Record set
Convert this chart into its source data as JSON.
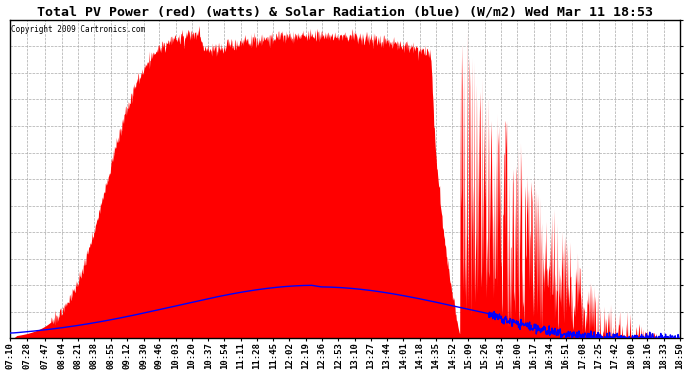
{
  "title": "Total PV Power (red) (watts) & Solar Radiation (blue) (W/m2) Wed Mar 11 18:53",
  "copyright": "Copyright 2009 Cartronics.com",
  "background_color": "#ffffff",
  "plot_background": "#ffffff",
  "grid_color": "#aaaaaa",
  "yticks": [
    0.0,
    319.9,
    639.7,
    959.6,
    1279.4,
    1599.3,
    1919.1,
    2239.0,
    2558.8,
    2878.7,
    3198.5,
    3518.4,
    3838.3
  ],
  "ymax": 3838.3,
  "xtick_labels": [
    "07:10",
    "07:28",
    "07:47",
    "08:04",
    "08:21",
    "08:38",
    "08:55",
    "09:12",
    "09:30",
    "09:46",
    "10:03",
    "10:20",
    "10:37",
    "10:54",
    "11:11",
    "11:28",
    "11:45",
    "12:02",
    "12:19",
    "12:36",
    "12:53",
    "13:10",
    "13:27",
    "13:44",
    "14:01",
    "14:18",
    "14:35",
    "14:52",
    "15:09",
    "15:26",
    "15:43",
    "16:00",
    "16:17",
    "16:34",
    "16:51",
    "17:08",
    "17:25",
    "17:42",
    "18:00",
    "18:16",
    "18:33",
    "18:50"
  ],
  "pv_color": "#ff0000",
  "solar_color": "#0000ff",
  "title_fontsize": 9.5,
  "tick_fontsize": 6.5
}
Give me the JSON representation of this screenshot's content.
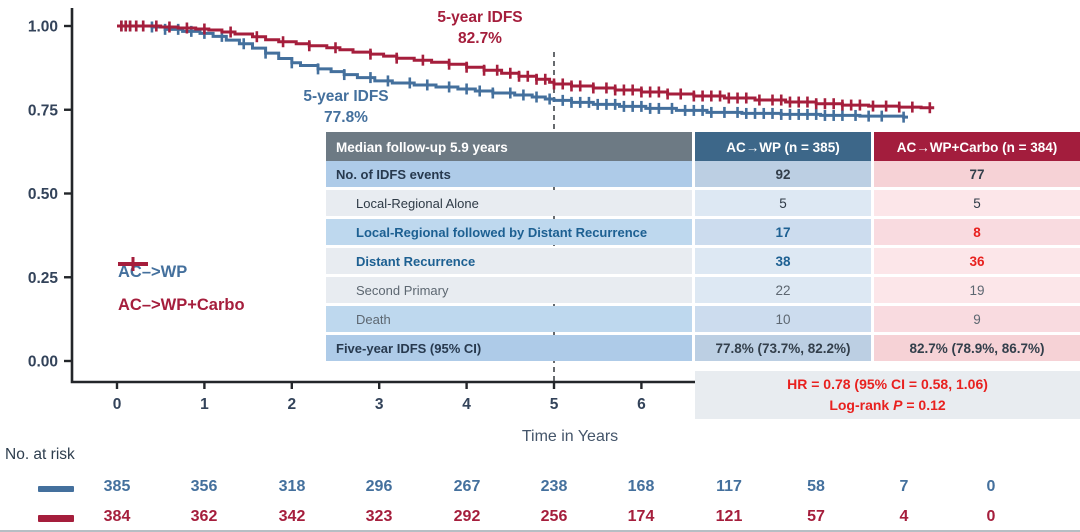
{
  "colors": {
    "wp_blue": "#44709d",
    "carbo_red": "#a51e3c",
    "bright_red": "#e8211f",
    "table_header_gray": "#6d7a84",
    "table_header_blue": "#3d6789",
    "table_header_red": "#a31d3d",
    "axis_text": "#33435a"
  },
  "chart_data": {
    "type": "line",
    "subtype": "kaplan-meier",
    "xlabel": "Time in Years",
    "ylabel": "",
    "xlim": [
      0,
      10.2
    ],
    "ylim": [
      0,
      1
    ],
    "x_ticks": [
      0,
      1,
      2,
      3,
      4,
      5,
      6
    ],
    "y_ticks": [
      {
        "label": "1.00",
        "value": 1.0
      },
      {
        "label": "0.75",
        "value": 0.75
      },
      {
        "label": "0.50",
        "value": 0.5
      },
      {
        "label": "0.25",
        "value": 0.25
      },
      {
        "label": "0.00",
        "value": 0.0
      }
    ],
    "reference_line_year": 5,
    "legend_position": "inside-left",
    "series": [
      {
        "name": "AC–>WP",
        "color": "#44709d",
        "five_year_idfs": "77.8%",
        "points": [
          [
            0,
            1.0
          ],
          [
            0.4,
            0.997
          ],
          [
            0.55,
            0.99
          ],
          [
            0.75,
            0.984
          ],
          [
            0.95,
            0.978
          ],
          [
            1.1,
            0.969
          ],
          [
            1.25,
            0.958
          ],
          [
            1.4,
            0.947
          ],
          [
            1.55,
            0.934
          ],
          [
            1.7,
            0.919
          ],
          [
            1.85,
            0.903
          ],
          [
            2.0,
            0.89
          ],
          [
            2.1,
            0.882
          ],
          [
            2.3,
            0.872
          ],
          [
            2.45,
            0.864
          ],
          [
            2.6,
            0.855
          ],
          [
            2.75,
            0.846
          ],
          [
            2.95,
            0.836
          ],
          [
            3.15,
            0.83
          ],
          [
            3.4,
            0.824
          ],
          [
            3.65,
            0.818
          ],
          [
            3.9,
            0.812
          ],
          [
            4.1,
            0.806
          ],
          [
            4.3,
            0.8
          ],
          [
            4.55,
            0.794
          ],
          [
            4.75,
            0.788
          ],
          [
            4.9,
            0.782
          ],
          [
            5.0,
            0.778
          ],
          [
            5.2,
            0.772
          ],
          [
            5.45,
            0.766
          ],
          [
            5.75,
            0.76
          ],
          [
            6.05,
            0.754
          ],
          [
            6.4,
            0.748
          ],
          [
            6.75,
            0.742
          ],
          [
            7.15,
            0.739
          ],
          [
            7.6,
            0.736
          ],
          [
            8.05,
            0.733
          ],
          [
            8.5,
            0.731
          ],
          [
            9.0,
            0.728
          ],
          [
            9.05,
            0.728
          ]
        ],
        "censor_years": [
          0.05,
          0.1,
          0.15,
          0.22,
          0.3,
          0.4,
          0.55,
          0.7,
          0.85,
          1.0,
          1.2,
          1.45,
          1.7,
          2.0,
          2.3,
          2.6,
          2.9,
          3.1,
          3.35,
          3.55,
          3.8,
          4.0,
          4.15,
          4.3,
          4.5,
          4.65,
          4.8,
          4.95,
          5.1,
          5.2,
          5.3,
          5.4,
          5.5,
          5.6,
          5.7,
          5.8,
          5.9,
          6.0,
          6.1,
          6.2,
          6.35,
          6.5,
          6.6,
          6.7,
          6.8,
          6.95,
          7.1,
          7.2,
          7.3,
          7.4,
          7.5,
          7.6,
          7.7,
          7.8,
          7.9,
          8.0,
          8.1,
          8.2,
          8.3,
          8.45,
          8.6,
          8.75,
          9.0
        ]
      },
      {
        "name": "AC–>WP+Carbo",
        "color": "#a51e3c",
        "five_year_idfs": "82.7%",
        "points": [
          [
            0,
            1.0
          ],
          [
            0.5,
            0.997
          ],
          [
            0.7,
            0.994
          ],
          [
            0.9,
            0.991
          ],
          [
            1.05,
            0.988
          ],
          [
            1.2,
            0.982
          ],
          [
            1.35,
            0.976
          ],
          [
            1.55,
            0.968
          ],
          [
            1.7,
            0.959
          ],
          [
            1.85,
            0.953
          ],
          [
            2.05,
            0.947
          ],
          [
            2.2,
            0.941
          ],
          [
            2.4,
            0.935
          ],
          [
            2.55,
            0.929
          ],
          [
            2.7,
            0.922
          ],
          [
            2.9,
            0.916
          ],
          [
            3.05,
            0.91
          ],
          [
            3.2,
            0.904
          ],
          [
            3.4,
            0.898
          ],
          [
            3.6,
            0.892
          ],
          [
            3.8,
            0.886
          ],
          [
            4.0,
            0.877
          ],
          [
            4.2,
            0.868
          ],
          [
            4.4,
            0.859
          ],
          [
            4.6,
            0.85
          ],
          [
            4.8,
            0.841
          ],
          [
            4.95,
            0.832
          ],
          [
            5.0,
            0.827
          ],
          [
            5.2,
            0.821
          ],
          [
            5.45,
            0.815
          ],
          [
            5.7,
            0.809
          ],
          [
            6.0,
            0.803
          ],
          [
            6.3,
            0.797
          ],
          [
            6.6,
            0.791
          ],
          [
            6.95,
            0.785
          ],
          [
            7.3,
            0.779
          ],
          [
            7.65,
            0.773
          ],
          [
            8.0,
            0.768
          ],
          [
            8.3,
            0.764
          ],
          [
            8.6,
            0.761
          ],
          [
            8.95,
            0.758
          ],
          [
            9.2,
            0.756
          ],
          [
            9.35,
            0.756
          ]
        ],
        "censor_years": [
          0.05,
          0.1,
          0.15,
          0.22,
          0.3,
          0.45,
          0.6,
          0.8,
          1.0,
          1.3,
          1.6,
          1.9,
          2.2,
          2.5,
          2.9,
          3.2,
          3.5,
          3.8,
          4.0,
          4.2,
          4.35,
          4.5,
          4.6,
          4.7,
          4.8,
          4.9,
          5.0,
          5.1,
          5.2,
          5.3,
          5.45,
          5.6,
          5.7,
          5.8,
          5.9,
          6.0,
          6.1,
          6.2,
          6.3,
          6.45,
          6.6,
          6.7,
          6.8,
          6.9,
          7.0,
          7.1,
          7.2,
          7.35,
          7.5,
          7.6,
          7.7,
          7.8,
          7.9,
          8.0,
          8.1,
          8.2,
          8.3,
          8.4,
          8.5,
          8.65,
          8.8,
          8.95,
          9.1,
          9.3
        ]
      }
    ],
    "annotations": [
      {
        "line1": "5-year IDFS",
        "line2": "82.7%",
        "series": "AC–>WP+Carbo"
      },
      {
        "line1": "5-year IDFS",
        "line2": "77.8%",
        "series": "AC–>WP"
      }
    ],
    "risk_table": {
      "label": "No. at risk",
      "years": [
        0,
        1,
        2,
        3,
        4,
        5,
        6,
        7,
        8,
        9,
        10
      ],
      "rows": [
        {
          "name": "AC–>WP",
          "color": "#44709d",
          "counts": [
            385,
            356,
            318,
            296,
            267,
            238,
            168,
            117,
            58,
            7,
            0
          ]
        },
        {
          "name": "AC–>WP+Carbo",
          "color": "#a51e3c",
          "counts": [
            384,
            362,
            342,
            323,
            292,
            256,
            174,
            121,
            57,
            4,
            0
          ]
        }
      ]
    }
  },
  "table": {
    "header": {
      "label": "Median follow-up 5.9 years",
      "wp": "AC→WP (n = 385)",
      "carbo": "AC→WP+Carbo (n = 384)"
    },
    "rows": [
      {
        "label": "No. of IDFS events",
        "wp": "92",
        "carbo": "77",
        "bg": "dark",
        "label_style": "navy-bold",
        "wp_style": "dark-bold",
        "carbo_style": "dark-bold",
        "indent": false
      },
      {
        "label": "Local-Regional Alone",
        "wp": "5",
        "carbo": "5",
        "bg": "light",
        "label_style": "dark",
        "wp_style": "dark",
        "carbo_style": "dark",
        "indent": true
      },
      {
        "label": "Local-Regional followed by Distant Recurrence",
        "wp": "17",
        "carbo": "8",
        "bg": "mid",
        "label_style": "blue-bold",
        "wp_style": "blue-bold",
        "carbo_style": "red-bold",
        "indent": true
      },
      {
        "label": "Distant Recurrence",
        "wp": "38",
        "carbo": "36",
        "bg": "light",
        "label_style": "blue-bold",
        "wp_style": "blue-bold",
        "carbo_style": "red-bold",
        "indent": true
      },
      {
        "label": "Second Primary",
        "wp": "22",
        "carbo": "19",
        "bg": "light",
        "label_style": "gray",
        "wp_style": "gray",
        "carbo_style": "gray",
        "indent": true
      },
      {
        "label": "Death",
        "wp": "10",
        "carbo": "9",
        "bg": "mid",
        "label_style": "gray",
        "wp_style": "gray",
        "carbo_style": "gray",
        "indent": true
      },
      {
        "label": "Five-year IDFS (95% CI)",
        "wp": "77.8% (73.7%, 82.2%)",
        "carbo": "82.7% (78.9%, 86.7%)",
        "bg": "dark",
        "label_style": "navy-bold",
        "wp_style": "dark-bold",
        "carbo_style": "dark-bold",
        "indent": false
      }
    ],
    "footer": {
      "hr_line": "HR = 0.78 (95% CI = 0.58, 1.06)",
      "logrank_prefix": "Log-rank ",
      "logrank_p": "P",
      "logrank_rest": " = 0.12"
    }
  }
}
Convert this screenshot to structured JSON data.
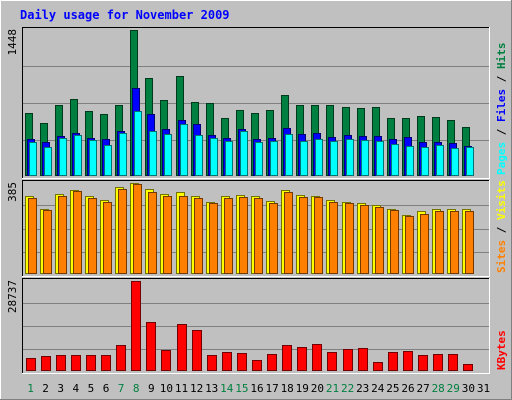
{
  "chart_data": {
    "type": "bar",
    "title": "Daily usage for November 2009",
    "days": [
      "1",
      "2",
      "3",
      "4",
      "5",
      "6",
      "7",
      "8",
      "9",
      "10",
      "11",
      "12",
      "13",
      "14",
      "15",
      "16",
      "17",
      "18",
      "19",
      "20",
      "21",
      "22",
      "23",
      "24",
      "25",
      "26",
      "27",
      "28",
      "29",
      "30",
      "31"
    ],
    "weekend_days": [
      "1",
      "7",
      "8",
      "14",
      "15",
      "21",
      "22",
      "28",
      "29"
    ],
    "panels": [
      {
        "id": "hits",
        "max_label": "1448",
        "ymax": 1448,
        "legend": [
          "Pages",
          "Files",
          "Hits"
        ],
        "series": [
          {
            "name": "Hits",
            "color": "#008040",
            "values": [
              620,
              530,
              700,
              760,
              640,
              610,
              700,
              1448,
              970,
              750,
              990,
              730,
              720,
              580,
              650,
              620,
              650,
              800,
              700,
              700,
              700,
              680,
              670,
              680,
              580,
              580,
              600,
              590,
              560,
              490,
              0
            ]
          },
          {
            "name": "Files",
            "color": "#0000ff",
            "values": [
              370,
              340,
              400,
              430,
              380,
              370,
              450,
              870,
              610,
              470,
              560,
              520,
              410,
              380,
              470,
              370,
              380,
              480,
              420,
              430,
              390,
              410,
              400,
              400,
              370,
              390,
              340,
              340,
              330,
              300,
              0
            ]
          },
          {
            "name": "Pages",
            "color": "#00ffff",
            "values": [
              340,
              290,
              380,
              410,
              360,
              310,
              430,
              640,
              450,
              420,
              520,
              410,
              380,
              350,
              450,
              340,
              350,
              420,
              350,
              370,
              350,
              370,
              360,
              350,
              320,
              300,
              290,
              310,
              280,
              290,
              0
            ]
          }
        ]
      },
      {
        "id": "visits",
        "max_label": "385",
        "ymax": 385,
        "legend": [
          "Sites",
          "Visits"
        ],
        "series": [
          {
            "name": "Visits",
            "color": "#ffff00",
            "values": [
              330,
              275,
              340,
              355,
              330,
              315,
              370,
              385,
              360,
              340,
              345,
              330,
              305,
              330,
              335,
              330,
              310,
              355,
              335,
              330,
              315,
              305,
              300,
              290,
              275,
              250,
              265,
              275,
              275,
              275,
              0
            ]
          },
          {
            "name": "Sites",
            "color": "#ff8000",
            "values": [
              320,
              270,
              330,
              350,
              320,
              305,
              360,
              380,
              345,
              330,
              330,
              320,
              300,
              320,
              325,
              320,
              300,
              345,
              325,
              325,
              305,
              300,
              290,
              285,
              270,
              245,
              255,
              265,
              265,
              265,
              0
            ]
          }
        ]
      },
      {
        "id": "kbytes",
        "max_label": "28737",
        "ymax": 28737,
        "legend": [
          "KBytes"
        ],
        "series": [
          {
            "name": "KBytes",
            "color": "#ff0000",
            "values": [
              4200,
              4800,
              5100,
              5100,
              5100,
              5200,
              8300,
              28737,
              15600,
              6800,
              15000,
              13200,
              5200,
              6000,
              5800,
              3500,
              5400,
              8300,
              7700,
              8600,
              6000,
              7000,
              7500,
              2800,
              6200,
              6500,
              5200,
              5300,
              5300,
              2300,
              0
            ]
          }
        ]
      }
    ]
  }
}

The problem
Only lines with the word "Local" should be collected from the material.

Exercise response
        "label": "Local-Regional Alone",
        "label": "Local-Regional followed by Distant Recurrence",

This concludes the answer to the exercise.